*Prompt A*. According to the agricultural research transcript, by how much did the President increase research and development funds for the Government as a whole in the budget he submitted for 1977?

Our question is in two parts, also. One, have you reviewed and studied your reasons for vetoing the animal research bill of 1975, sponsored by Congressman Melcher?

THE PRESIDENT. If my memory is correct, I increased the research funds for the Department of Agriculture in fiscal year 1977. I have just been verified by the Secretary. My memory was that we had. As a matter of fact, I increased research and development funds for the Government as a whole by better than 10 percent in the budget that I submitted to the Congress for 1977.

Now, as I understand, as I recollect the veto of that bill, it would have established another categorical grant program in the Department of Agriculture when they already had the authority to do what that bill proposed that they do. Is that correct? That is my recollection. That took place about a year ago, as I recall. And because we did not need the authority, I saw no reason to put another law on the statute books. The authority is there. We added to the money for the reasons that you have indicated, and I am sure that the Department of Agriculture, under the Secretary, will spend it wisely. I don’t think we needed any additional authority for that purpose.

Q. We certainly support the concept of a tight control on government expenditures, along with many other people sharing this concern. But we do solicit your support in adequate funding in the years ahead for animal agriculture in particular.

THE PRESIDENT. Well, as I said, we increased the money for next year in research. I strongly agree with you, not only in agriculture but elsewhere, that the future of this country depends, yes, on the work you and I do on a day-to-day basis, but more importantly on the results of research by scientists who are working today on those problems.

Q. Mr. President, I think you will like my first name. It is Gerald. [Laughter]

THE PRESIDENT. Are you saying the question won’t be as friendly? [Laughter]

Q. I feel I have to put in a plug for a fine young Congressman, I think one of the glowing lights in Republicanism. That is Ed Madigan. I come from his district.

THE PRESIDENT. I agree. Stand up, Ed.

Q. Down to the serious business. As I look over my 1975 record—and I am just a farmer and I am darn proud to be one—I see something happened to us, and I would like to maybe get your ideas on what it was. Was it the embargo? Was it the boycott? Was it the Russian grain deal? And do you think that the Russian grain deal will prove profitable to American farmers in the years to come?

*Data*.
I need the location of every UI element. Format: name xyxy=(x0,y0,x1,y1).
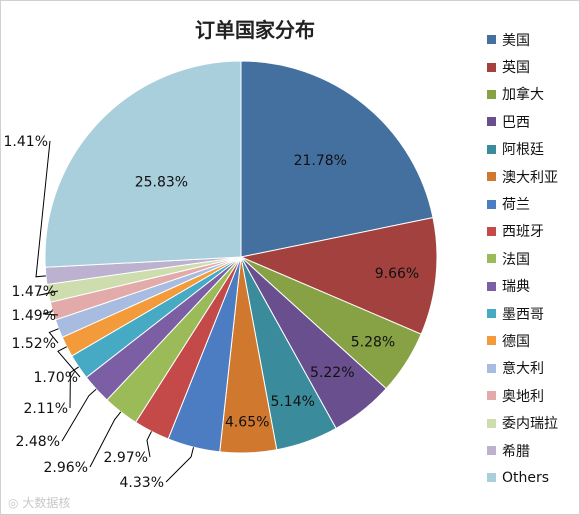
legend-item-15: 希腊 xyxy=(487,437,579,464)
legend-item-14: 委内瑞拉 xyxy=(487,409,579,436)
watermark-icon: ◎ xyxy=(8,496,19,510)
pie-data-label-0: 21.78% xyxy=(294,153,347,169)
legend-item-1: 英国 xyxy=(487,53,579,80)
legend-swatch xyxy=(487,254,496,264)
legend-swatch xyxy=(487,172,496,182)
legend-item-8: 法国 xyxy=(487,245,579,272)
pie-data-label-16: 25.83% xyxy=(135,174,188,190)
legend-label: 英国 xyxy=(502,60,530,77)
legend-item-3: 巴西 xyxy=(487,108,579,135)
pie-data-label-6: 4.33% xyxy=(120,475,164,491)
pie-data-label-15: 1.41% xyxy=(4,134,48,150)
legend-item-9: 瑞典 xyxy=(487,273,579,300)
legend-item-10: 墨西哥 xyxy=(487,300,579,327)
legend-item-0: 美国 xyxy=(487,26,579,53)
leader-line-11 xyxy=(57,346,81,378)
legend-swatch xyxy=(487,89,496,99)
leader-line-9 xyxy=(61,388,97,442)
legend-swatch xyxy=(487,418,496,428)
legend-label: 澳大利亚 xyxy=(502,169,558,186)
leader-line-8 xyxy=(89,411,122,468)
pie-data-label-10: 2.11% xyxy=(24,401,68,417)
pie-data-label-4: 5.14% xyxy=(270,394,314,410)
legend-label: 奥地利 xyxy=(502,388,544,405)
legend-swatch xyxy=(487,446,496,456)
legend-label: 法国 xyxy=(502,251,530,268)
leader-line-12 xyxy=(48,328,59,344)
leader-line-14 xyxy=(38,290,59,296)
legend-label: 阿根廷 xyxy=(502,142,544,159)
pie-data-label-12: 1.52% xyxy=(12,336,56,352)
legend-label: 巴西 xyxy=(502,114,530,131)
leader-line-10 xyxy=(69,366,79,409)
pie-data-label-9: 2.48% xyxy=(16,434,60,450)
legend-item-6: 荷兰 xyxy=(487,190,579,217)
legend-swatch xyxy=(487,226,496,236)
legend-swatch xyxy=(487,144,496,154)
legend-swatch xyxy=(487,281,496,291)
pie-data-label-14: 1.47% xyxy=(12,284,56,300)
legend-item-16: Others xyxy=(487,464,579,491)
pie-data-label-7: 2.97% xyxy=(104,450,148,466)
legend-label: 加拿大 xyxy=(502,87,544,104)
legend-label: 墨西哥 xyxy=(502,306,544,323)
legend-label: 德国 xyxy=(502,333,530,350)
pie-data-label-11: 1.70% xyxy=(34,370,78,386)
legend-item-5: 澳大利亚 xyxy=(487,163,579,190)
pie-data-label-13: 1.49% xyxy=(12,308,56,324)
legend-swatch xyxy=(487,363,496,373)
leader-line-7 xyxy=(146,431,152,458)
legend-swatch xyxy=(487,391,496,401)
chart-title: 订单国家分布 xyxy=(195,18,315,42)
watermark-text: 大数据核 xyxy=(22,496,71,510)
pie-slice-0 xyxy=(240,60,434,258)
legend-swatch xyxy=(487,199,496,209)
legend-swatch xyxy=(487,62,496,72)
legend-item-4: 阿根廷 xyxy=(487,136,579,163)
pie-data-label-2: 5.28% xyxy=(351,335,395,351)
pie-data-label-5: 4.65% xyxy=(225,415,269,431)
legend-label: 委内瑞拉 xyxy=(502,416,558,433)
pie-data-label-8: 2.96% xyxy=(44,460,88,476)
legend-swatch xyxy=(487,117,496,127)
legend-swatch xyxy=(487,35,496,45)
legend-label: 希腊 xyxy=(502,443,530,460)
legend-item-12: 意大利 xyxy=(487,355,579,382)
pie-slice-16 xyxy=(44,60,242,268)
legend-label: 意大利 xyxy=(502,361,544,378)
legend-label: 瑞典 xyxy=(502,279,530,296)
legend: 美国英国加拿大巴西阿根廷澳大利亚荷兰西班牙法国瑞典墨西哥德国意大利奥地利委内瑞拉… xyxy=(487,26,579,492)
legend-label: Others xyxy=(502,469,550,486)
watermark-logo: ◎ 大数据核 xyxy=(8,494,70,511)
leader-line-6 xyxy=(165,447,194,483)
legend-swatch xyxy=(487,309,496,319)
legend-swatch xyxy=(487,336,496,346)
leader-line-15 xyxy=(35,140,51,278)
pie-data-label-1: 9.66% xyxy=(375,266,419,282)
legend-label: 西班牙 xyxy=(502,224,544,241)
legend-item-13: 奥地利 xyxy=(487,382,579,409)
legend-swatch xyxy=(487,473,496,483)
legend-label: 美国 xyxy=(502,32,530,49)
legend-item-2: 加拿大 xyxy=(487,81,579,108)
pie-data-label-3: 5.22% xyxy=(310,365,354,381)
legend-label: 荷兰 xyxy=(502,197,530,214)
legend-item-7: 西班牙 xyxy=(487,218,579,245)
legend-item-11: 德国 xyxy=(487,327,579,354)
pie-slice-1 xyxy=(239,217,438,335)
leader-line-13 xyxy=(42,310,59,316)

*Prompt B*. Print the rows between the line holding "legend-item-15: 希腊 xyxy=(487,437,579,464)" and the line holding "legend-label: 澳大利亚 xyxy=(502,169,558,186)", inclusive.

*Full solution A*. By better than 10 percent.

*Full solution B*.
legend-item-15: 希腊 xyxy=(487,437,579,464)
legend-item-14: 委内瑞拉 xyxy=(487,409,579,436)
watermark-icon: ◎ xyxy=(8,496,19,510)
pie-data-label-0: 21.78% xyxy=(294,153,347,169)
legend-item-1: 英国 xyxy=(487,53,579,80)
legend-swatch xyxy=(487,254,496,264)
legend-swatch xyxy=(487,172,496,182)
legend-item-8: 法国 xyxy=(487,245,579,272)
pie-data-label-16: 25.83% xyxy=(135,174,188,190)
legend-label: 英国 xyxy=(502,60,530,77)
legend-item-3: 巴西 xyxy=(487,108,579,135)
pie-data-label-6: 4.33% xyxy=(120,475,164,491)
pie-data-label-15: 1.41% xyxy=(4,134,48,150)
legend-item-9: 瑞典 xyxy=(487,273,579,300)
legend-item-10: 墨西哥 xyxy=(487,300,579,327)
legend-item-0: 美国 xyxy=(487,26,579,53)
leader-line-11 xyxy=(57,346,81,378)
legend-swatch xyxy=(487,89,496,99)
leader-line-9 xyxy=(61,388,97,442)
legend-swatch xyxy=(487,418,496,428)
legend-label: 澳大利亚 xyxy=(502,169,558,186)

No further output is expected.